Source records
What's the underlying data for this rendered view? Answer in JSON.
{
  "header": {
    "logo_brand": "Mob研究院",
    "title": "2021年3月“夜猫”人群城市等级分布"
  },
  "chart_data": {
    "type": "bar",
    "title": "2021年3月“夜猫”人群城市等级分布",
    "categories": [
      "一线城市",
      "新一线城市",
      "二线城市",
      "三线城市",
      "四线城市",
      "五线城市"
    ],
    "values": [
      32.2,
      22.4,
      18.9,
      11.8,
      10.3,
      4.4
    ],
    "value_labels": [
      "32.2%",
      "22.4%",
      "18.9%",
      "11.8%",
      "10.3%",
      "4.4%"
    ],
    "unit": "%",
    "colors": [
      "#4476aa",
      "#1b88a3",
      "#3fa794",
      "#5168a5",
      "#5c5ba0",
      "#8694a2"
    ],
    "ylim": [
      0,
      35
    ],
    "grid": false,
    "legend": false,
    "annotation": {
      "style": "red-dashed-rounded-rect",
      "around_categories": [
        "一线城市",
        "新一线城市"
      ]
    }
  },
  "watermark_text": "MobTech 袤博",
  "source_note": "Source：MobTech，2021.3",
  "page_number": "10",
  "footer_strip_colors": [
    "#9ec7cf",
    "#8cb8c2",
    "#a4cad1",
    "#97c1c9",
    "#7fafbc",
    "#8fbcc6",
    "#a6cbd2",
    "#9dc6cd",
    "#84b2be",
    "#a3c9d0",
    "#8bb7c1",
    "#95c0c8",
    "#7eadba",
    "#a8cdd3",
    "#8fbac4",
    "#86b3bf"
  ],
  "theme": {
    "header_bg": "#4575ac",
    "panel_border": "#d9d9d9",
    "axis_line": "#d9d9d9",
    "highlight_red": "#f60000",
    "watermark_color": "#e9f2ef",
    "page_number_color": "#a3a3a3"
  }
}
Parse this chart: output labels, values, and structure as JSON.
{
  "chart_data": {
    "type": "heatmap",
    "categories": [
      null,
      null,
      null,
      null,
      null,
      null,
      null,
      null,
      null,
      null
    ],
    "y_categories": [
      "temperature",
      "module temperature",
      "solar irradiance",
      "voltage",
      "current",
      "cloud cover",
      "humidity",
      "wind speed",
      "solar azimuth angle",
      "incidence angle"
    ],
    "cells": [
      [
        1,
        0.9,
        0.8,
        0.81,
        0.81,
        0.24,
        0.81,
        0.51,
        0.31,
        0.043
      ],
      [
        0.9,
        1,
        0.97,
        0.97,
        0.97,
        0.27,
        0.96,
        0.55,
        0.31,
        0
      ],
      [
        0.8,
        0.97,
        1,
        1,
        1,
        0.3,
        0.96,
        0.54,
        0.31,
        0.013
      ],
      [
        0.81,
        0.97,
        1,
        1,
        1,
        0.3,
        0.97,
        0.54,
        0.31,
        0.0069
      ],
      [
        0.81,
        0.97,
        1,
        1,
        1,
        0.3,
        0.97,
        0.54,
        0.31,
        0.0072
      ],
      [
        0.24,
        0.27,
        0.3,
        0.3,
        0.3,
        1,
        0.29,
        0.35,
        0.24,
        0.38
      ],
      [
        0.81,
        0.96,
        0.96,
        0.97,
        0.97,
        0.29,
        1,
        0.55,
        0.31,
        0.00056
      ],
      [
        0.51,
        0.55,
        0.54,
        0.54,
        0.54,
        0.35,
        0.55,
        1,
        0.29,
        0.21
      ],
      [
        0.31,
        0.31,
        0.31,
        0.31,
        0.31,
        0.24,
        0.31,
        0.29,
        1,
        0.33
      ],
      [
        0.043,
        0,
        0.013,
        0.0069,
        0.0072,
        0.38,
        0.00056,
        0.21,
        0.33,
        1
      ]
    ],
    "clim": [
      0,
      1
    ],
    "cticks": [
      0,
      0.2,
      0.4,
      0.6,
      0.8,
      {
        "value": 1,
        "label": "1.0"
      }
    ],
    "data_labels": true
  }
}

Task to carry out: Using the listing above, reproduce each line without omission.

Response to this task:
What's the underlying data for this rendered view? Answer in JSON.
{
  "header": {
    "logo_brand": "Mob研究院",
    "title": "2021年3月“夜猫”人群城市等级分布"
  },
  "chart_data": {
    "type": "bar",
    "title": "2021年3月“夜猫”人群城市等级分布",
    "categories": [
      "一线城市",
      "新一线城市",
      "二线城市",
      "三线城市",
      "四线城市",
      "五线城市"
    ],
    "values": [
      32.2,
      22.4,
      18.9,
      11.8,
      10.3,
      4.4
    ],
    "value_labels": [
      "32.2%",
      "22.4%",
      "18.9%",
      "11.8%",
      "10.3%",
      "4.4%"
    ],
    "unit": "%",
    "colors": [
      "#4476aa",
      "#1b88a3",
      "#3fa794",
      "#5168a5",
      "#5c5ba0",
      "#8694a2"
    ],
    "ylim": [
      0,
      35
    ],
    "grid": false,
    "legend": false,
    "annotation": {
      "style": "red-dashed-rounded-rect",
      "around_categories": [
        "一线城市",
        "新一线城市"
      ]
    }
  },
  "watermark_text": "MobTech 袤博",
  "source_note": "Source：MobTech，2021.3",
  "page_number": "10",
  "footer_strip_colors": [
    "#9ec7cf",
    "#8cb8c2",
    "#a4cad1",
    "#97c1c9",
    "#7fafbc",
    "#8fbcc6",
    "#a6cbd2",
    "#9dc6cd",
    "#84b2be",
    "#a3c9d0",
    "#8bb7c1",
    "#95c0c8",
    "#7eadba",
    "#a8cdd3",
    "#8fbac4",
    "#86b3bf"
  ],
  "theme": {
    "header_bg": "#4575ac",
    "panel_border": "#d9d9d9",
    "axis_line": "#d9d9d9",
    "highlight_red": "#f60000",
    "watermark_color": "#e9f2ef",
    "page_number_color": "#a3a3a3"
  }
}
Parse this chart: output labels, values, and structure as JSON.
{
  "chart_data": {
    "type": "heatmap",
    "categories": [
      null,
      null,
      null,
      null,
      null,
      null,
      null,
      null,
      null,
      null
    ],
    "y_categories": [
      "temperature",
      "module temperature",
      "solar irradiance",
      "voltage",
      "current",
      "cloud cover",
      "humidity",
      "wind speed",
      "solar azimuth angle",
      "incidence angle"
    ],
    "cells": [
      [
        1,
        0.9,
        0.8,
        0.81,
        0.81,
        0.24,
        0.81,
        0.51,
        0.31,
        0.043
      ],
      [
        0.9,
        1,
        0.97,
        0.97,
        0.97,
        0.27,
        0.96,
        0.55,
        0.31,
        0
      ],
      [
        0.8,
        0.97,
        1,
        1,
        1,
        0.3,
        0.96,
        0.54,
        0.31,
        0.013
      ],
      [
        0.81,
        0.97,
        1,
        1,
        1,
        0.3,
        0.97,
        0.54,
        0.31,
        0.0069
      ],
      [
        0.81,
        0.97,
        1,
        1,
        1,
        0.3,
        0.97,
        0.54,
        0.31,
        0.0072
      ],
      [
        0.24,
        0.27,
        0.3,
        0.3,
        0.3,
        1,
        0.29,
        0.35,
        0.24,
        0.38
      ],
      [
        0.81,
        0.96,
        0.96,
        0.97,
        0.97,
        0.29,
        1,
        0.55,
        0.31,
        0.00056
      ],
      [
        0.51,
        0.55,
        0.54,
        0.54,
        0.54,
        0.35,
        0.55,
        1,
        0.29,
        0.21
      ],
      [
        0.31,
        0.31,
        0.31,
        0.31,
        0.31,
        0.24,
        0.31,
        0.29,
        1,
        0.33
      ],
      [
        0.043,
        0,
        0.013,
        0.0069,
        0.0072,
        0.38,
        0.00056,
        0.21,
        0.33,
        1
      ]
    ],
    "clim": [
      0,
      1
    ],
    "cticks": [
      0,
      0.2,
      0.4,
      0.6,
      0.8,
      {
        "value": 1,
        "label": "1.0"
      }
    ],
    "data_labels": true
  }
}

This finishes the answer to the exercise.